_Requirement:_
All of the data needs to be repeated exactly.

# start of Exercise inputs

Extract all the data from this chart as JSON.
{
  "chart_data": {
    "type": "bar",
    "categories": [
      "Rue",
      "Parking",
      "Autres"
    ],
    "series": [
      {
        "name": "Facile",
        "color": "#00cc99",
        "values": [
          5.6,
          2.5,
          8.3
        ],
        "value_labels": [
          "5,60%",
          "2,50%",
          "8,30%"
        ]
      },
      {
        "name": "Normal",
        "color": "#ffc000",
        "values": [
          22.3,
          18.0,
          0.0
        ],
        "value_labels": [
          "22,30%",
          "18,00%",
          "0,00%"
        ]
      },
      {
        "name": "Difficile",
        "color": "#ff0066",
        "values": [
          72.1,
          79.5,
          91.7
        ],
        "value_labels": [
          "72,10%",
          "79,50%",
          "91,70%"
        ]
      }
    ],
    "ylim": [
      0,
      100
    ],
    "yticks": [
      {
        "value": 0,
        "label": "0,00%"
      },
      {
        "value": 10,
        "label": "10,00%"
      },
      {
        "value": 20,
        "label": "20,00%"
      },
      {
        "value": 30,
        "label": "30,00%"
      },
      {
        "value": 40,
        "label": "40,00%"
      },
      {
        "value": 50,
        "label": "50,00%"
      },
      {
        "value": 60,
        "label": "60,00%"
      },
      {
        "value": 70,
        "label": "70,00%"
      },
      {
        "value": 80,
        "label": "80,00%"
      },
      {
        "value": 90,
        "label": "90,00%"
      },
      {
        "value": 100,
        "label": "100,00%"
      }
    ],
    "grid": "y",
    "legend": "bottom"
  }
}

# end of Exercise inputs

_Complete output:_
Extract all the data from this chart as JSON.
{
  "chart_data": {
    "type": "bar",
    "categories": [
      "Rue",
      "Parking",
      "Autres"
    ],
    "series": [
      {
        "name": "Facile",
        "color": "#00cc99",
        "values": [
          5.6,
          2.5,
          8.3
        ],
        "value_labels": [
          "5,60%",
          "2,50%",
          "8,30%"
        ]
      },
      {
        "name": "Normal",
        "color": "#ffc000",
        "values": [
          22.3,
          18.0,
          0.0
        ],
        "value_labels": [
          "22,30%",
          "18,00%",
          "0,00%"
        ]
      },
      {
        "name": "Difficile",
        "color": "#ff0066",
        "values": [
          72.1,
          79.5,
          91.7
        ],
        "value_labels": [
          "72,10%",
          "79,50%",
          "91,70%"
        ]
      }
    ],
    "ylim": [
      0,
      100
    ],
    "yticks": [
      {
        "value": 0,
        "label": "0,00%"
      },
      {
        "value": 10,
        "label": "10,00%"
      },
      {
        "value": 20,
        "label": "20,00%"
      },
      {
        "value": 30,
        "label": "30,00%"
      },
      {
        "value": 40,
        "label": "40,00%"
      },
      {
        "value": 50,
        "label": "50,00%"
      },
      {
        "value": 60,
        "label": "60,00%"
      },
      {
        "value": 70,
        "label": "70,00%"
      },
      {
        "value": 80,
        "label": "80,00%"
      },
      {
        "value": 90,
        "label": "90,00%"
      },
      {
        "value": 100,
        "label": "100,00%"
      }
    ],
    "grid": "y",
    "legend": "bottom"
  }
}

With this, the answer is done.